* [Exercise aim]: In this exercise, return the whole listing exactly, excluding any images.

* [Task input]:
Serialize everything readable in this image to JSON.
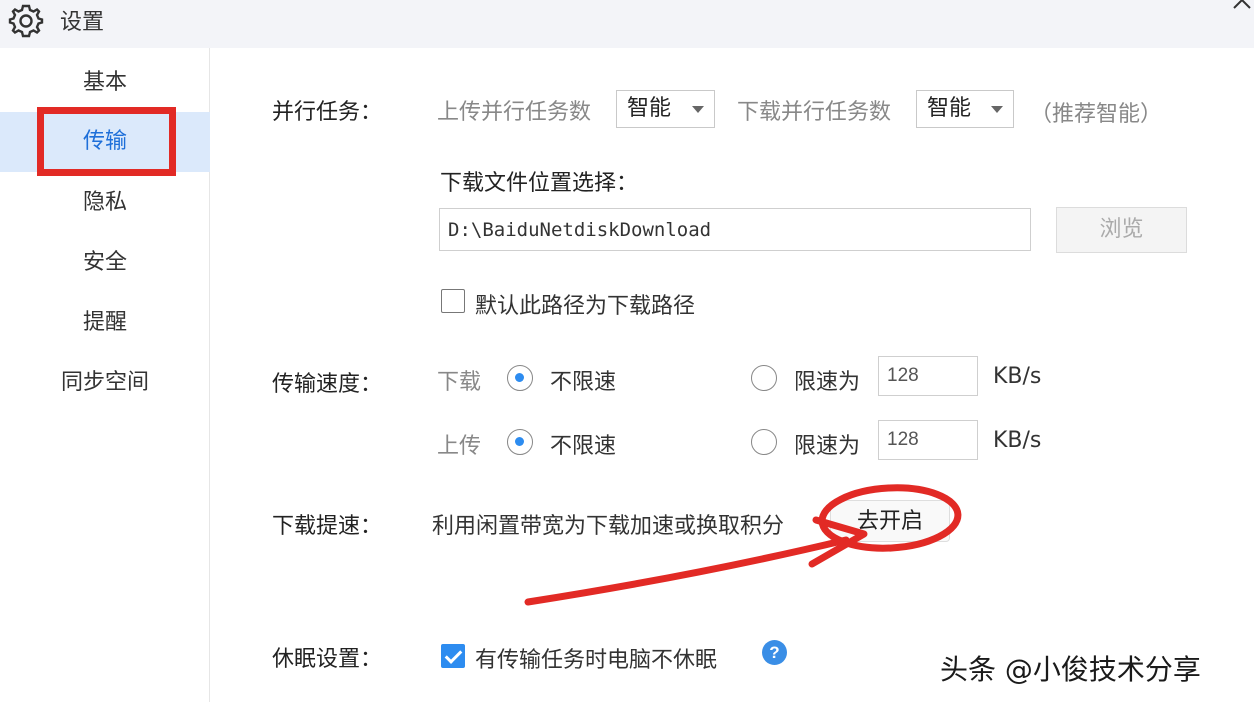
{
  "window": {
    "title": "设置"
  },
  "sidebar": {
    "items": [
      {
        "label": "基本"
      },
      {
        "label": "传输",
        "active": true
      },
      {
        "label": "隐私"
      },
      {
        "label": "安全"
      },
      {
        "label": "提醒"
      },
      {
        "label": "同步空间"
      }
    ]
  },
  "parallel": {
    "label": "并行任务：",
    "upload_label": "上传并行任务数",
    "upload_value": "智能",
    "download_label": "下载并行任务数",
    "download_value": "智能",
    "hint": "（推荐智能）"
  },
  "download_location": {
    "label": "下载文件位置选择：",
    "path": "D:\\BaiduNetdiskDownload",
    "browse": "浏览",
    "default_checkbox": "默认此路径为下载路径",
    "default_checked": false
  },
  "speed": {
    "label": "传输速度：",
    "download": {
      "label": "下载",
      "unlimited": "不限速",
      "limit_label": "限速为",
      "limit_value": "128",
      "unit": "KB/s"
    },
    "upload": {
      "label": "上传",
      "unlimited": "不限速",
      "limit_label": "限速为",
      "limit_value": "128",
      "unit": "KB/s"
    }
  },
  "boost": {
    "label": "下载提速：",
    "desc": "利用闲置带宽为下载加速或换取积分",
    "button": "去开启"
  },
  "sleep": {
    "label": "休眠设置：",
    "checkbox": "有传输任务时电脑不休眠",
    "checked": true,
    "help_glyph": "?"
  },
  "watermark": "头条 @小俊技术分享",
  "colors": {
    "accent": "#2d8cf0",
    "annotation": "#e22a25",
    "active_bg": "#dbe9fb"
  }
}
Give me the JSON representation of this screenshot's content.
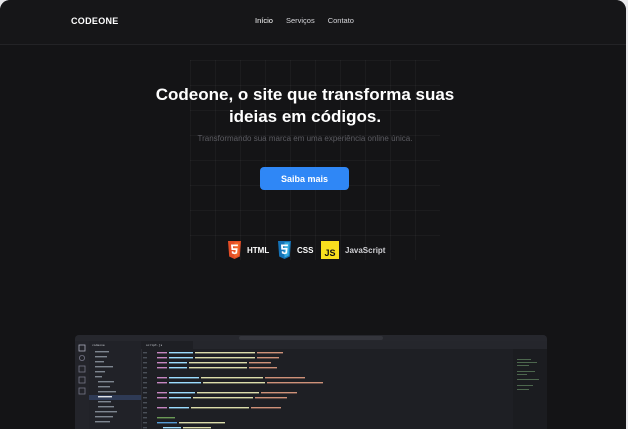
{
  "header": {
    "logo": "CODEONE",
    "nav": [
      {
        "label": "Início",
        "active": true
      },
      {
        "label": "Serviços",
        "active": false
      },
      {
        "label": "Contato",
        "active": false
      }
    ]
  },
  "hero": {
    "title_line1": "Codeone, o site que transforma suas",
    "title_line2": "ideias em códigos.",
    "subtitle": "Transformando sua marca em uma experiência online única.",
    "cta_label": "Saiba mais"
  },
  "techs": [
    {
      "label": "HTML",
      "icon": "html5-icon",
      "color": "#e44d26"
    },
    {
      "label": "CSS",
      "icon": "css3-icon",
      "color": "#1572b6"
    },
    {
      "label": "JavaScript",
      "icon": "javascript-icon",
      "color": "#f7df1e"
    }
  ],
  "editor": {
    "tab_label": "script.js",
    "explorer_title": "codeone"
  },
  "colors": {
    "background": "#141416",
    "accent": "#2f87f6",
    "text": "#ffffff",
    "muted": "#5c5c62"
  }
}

* [Task response]:
Serialize everything readable in this image to JSON.
{
  "window": {
    "title": "设置"
  },
  "sidebar": {
    "items": [
      {
        "label": "基本"
      },
      {
        "label": "传输",
        "active": true
      },
      {
        "label": "隐私"
      },
      {
        "label": "安全"
      },
      {
        "label": "提醒"
      },
      {
        "label": "同步空间"
      }
    ]
  },
  "parallel": {
    "label": "并行任务：",
    "upload_label": "上传并行任务数",
    "upload_value": "智能",
    "download_label": "下载并行任务数",
    "download_value": "智能",
    "hint": "（推荐智能）"
  },
  "download_location": {
    "label": "下载文件位置选择：",
    "path": "D:\\BaiduNetdiskDownload",
    "browse": "浏览",
    "default_checkbox": "默认此路径为下载路径",
    "default_checked": false
  },
  "speed": {
    "label": "传输速度：",
    "download": {
      "label": "下载",
      "unlimited": "不限速",
      "limit_label": "限速为",
      "limit_value": "128",
      "unit": "KB/s"
    },
    "upload": {
      "label": "上传",
      "unlimited": "不限速",
      "limit_label": "限速为",
      "limit_value": "128",
      "unit": "KB/s"
    }
  },
  "boost": {
    "label": "下载提速：",
    "desc": "利用闲置带宽为下载加速或换取积分",
    "button": "去开启"
  },
  "sleep": {
    "label": "休眠设置：",
    "checkbox": "有传输任务时电脑不休眠",
    "checked": true,
    "help_glyph": "?"
  },
  "watermark": "头条 @小俊技术分享",
  "colors": {
    "accent": "#2d8cf0",
    "annotation": "#e22a25",
    "active_bg": "#dbe9fb"
  }
}
Give me the JSON representation of this screenshot's content.
{
  "header": {
    "logo": "CODEONE",
    "nav": [
      {
        "label": "Início",
        "active": true
      },
      {
        "label": "Serviços",
        "active": false
      },
      {
        "label": "Contato",
        "active": false
      }
    ]
  },
  "hero": {
    "title_line1": "Codeone, o site que transforma suas",
    "title_line2": "ideias em códigos.",
    "subtitle": "Transformando sua marca em uma experiência online única.",
    "cta_label": "Saiba mais"
  },
  "techs": [
    {
      "label": "HTML",
      "icon": "html5-icon",
      "color": "#e44d26"
    },
    {
      "label": "CSS",
      "icon": "css3-icon",
      "color": "#1572b6"
    },
    {
      "label": "JavaScript",
      "icon": "javascript-icon",
      "color": "#f7df1e"
    }
  ],
  "editor": {
    "tab_label": "script.js",
    "explorer_title": "codeone"
  },
  "colors": {
    "background": "#141416",
    "accent": "#2f87f6",
    "text": "#ffffff",
    "muted": "#5c5c62"
  }
}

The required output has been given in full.